§ **Written problem**:
Skip the pictures. Copy all the rest of the records down exactly.

Data extracted from a collection
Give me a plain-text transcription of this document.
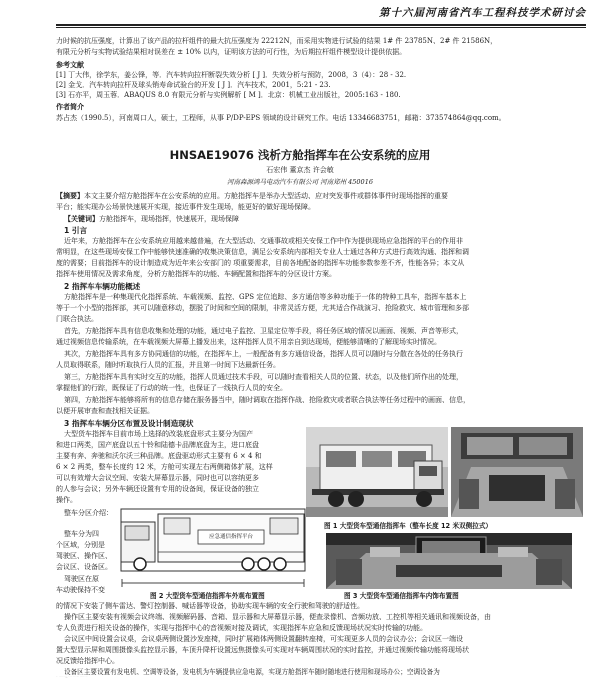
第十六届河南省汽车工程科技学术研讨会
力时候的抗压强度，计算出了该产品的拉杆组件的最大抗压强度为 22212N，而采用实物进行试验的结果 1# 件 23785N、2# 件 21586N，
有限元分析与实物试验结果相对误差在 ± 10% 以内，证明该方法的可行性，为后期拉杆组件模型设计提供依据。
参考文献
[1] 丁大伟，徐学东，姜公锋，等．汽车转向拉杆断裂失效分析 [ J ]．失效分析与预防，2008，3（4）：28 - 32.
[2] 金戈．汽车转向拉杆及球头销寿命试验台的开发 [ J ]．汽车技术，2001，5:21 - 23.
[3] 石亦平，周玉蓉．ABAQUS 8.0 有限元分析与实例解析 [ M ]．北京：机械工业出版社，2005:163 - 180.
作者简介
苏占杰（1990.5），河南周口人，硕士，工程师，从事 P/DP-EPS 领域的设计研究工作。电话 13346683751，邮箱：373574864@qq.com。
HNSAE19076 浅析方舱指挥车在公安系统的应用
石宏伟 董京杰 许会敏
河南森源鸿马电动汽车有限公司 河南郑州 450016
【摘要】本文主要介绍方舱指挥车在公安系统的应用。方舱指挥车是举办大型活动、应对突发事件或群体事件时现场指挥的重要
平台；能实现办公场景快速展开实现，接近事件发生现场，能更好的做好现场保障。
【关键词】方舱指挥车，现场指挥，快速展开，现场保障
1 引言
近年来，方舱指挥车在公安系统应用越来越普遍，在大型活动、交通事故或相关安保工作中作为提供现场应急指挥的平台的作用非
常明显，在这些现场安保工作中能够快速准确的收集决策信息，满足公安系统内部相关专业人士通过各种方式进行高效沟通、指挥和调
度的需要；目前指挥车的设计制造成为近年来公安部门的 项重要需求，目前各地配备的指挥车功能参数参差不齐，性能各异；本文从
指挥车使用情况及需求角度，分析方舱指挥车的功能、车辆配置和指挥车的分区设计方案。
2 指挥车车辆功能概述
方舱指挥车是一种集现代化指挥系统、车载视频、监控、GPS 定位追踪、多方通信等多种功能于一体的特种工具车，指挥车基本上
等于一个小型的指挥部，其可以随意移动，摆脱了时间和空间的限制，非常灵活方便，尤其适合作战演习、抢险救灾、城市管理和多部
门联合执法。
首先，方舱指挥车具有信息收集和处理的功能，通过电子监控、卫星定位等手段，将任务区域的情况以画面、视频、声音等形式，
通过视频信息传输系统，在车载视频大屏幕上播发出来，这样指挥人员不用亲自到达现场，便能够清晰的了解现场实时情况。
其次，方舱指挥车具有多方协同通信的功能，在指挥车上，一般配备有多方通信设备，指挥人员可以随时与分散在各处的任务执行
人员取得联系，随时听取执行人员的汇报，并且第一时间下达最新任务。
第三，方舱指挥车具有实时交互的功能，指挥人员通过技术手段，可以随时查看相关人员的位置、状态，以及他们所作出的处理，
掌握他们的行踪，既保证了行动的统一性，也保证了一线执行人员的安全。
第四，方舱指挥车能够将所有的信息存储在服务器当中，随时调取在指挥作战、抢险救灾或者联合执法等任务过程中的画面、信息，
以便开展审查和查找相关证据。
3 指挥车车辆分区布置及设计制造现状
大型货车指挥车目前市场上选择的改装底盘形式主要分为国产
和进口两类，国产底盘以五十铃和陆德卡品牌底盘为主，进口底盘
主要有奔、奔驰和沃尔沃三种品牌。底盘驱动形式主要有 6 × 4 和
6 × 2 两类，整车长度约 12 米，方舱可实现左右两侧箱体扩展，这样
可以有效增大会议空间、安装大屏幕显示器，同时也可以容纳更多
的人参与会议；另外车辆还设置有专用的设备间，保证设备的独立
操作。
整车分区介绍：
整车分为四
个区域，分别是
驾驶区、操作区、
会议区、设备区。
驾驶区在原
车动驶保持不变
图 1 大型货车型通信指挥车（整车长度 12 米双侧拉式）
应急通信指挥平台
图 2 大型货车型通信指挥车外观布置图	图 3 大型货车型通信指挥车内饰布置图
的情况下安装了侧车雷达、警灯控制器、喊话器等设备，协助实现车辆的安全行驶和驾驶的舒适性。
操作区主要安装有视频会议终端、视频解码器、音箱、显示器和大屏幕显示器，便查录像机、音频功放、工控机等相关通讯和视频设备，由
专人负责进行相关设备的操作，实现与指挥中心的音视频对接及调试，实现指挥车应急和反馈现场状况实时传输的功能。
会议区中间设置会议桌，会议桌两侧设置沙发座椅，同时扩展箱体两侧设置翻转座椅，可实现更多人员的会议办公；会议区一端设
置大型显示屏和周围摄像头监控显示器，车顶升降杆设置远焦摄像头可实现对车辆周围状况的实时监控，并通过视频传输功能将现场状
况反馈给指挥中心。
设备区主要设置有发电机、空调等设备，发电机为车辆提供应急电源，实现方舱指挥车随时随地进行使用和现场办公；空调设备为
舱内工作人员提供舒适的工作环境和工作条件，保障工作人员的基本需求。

§ **Written reply**:
Give me a plain-text transcription of this document.
第十六届河南省汽车工程科技学术研讨会
力时候的抗压强度，计算出了该产品的拉杆组件的最大抗压强度为 22212N，而采用实物进行试验的结果 1# 件 23785N、2# 件 21586N，
有限元分析与实物试验结果相对误差在 ± 10% 以内，证明该方法的可行性，为后期拉杆组件模型设计提供依据。
参考文献
[1] 丁大伟，徐学东，姜公锋，等．汽车转向拉杆断裂失效分析 [ J ]．失效分析与预防，2008，3（4）：28 - 32.
[2] 金戈．汽车转向拉杆及球头销寿命试验台的开发 [ J ]．汽车技术，2001，5:21 - 23.
[3] 石亦平，周玉蓉．ABAQUS 8.0 有限元分析与实例解析 [ M ]．北京：机械工业出版社，2005:163 - 180.
作者简介
苏占杰（1990.5），河南周口人，硕士，工程师，从事 P/DP-EPS 领域的设计研究工作。电话 13346683751，邮箱：373574864@qq.com。
HNSAE19076 浅析方舱指挥车在公安系统的应用
石宏伟 董京杰 许会敏
河南森源鸿马电动汽车有限公司 河南郑州 450016
【摘要】本文主要介绍方舱指挥车在公安系统的应用。方舱指挥车是举办大型活动、应对突发事件或群体事件时现场指挥的重要
平台；能实现办公场景快速展开实现，接近事件发生现场，能更好的做好现场保障。
【关键词】方舱指挥车，现场指挥，快速展开，现场保障
1 引言
近年来，方舱指挥车在公安系统应用越来越普遍，在大型活动、交通事故或相关安保工作中作为提供现场应急指挥的平台的作用非
常明显，在这些现场安保工作中能够快速准确的收集决策信息，满足公安系统内部相关专业人士通过各种方式进行高效沟通、指挥和调
度的需要；目前指挥车的设计制造成为近年来公安部门的 项重要需求，目前各地配备的指挥车功能参数参差不齐，性能各异；本文从
指挥车使用情况及需求角度，分析方舱指挥车的功能、车辆配置和指挥车的分区设计方案。
2 指挥车车辆功能概述
方舱指挥车是一种集现代化指挥系统、车载视频、监控、GPS 定位追踪、多方通信等多种功能于一体的特种工具车，指挥车基本上
等于一个小型的指挥部，其可以随意移动，摆脱了时间和空间的限制，非常灵活方便，尤其适合作战演习、抢险救灾、城市管理和多部
门联合执法。
首先，方舱指挥车具有信息收集和处理的功能，通过电子监控、卫星定位等手段，将任务区域的情况以画面、视频、声音等形式，
通过视频信息传输系统，在车载视频大屏幕上播发出来，这样指挥人员不用亲自到达现场，便能够清晰的了解现场实时情况。
其次，方舱指挥车具有多方协同通信的功能，在指挥车上，一般配备有多方通信设备，指挥人员可以随时与分散在各处的任务执行
人员取得联系，随时听取执行人员的汇报，并且第一时间下达最新任务。
第三，方舱指挥车具有实时交互的功能，指挥人员通过技术手段，可以随时查看相关人员的位置、状态，以及他们所作出的处理，
掌握他们的行踪，既保证了行动的统一性，也保证了一线执行人员的安全。
第四，方舱指挥车能够将所有的信息存储在服务器当中，随时调取在指挥作战、抢险救灾或者联合执法等任务过程中的画面、信息，
以便开展审查和查找相关证据。
3 指挥车车辆分区布置及设计制造现状
大型货车指挥车目前市场上选择的改装底盘形式主要分为国产
和进口两类，国产底盘以五十铃和陆德卡品牌底盘为主，进口底盘
主要有奔、奔驰和沃尔沃三种品牌。底盘驱动形式主要有 6 × 4 和
6 × 2 两类，整车长度约 12 米，方舱可实现左右两侧箱体扩展，这样
可以有效增大会议空间、安装大屏幕显示器，同时也可以容纳更多
的人参与会议；另外车辆还设置有专用的设备间，保证设备的独立
操作。
整车分区介绍：
整车分为四
个区域，分别是
驾驶区、操作区、
会议区、设备区。
驾驶区在原
车动驶保持不变
图 1 大型货车型通信指挥车（整车长度 12 米双侧拉式）
应急通信指挥平台
图 2 大型货车型通信指挥车外观布置图	图 3 大型货车型通信指挥车内饰布置图
的情况下安装了侧车雷达、警灯控制器、喊话器等设备，协助实现车辆的安全行驶和驾驶的舒适性。
操作区主要安装有视频会议终端、视频解码器、音箱、显示器和大屏幕显示器，便查录像机、音频功放、工控机等相关通讯和视频设备，由
专人负责进行相关设备的操作，实现与指挥中心的音视频对接及调试，实现指挥车应急和反馈现场状况实时传输的功能。
会议区中间设置会议桌，会议桌两侧设置沙发座椅，同时扩展箱体两侧设置翻转座椅，可实现更多人员的会议办公；会议区一端设
置大型显示屏和周围摄像头监控显示器，车顶升降杆设置远焦摄像头可实现对车辆周围状况的实时监控，并通过视频传输功能将现场状
况反馈给指挥中心。
设备区主要设置有发电机、空调等设备，发电机为车辆提供应急电源，实现方舱指挥车随时随地进行使用和现场办公；空调设备为
舱内工作人员提供舒适的工作环境和工作条件，保障工作人员的基本需求。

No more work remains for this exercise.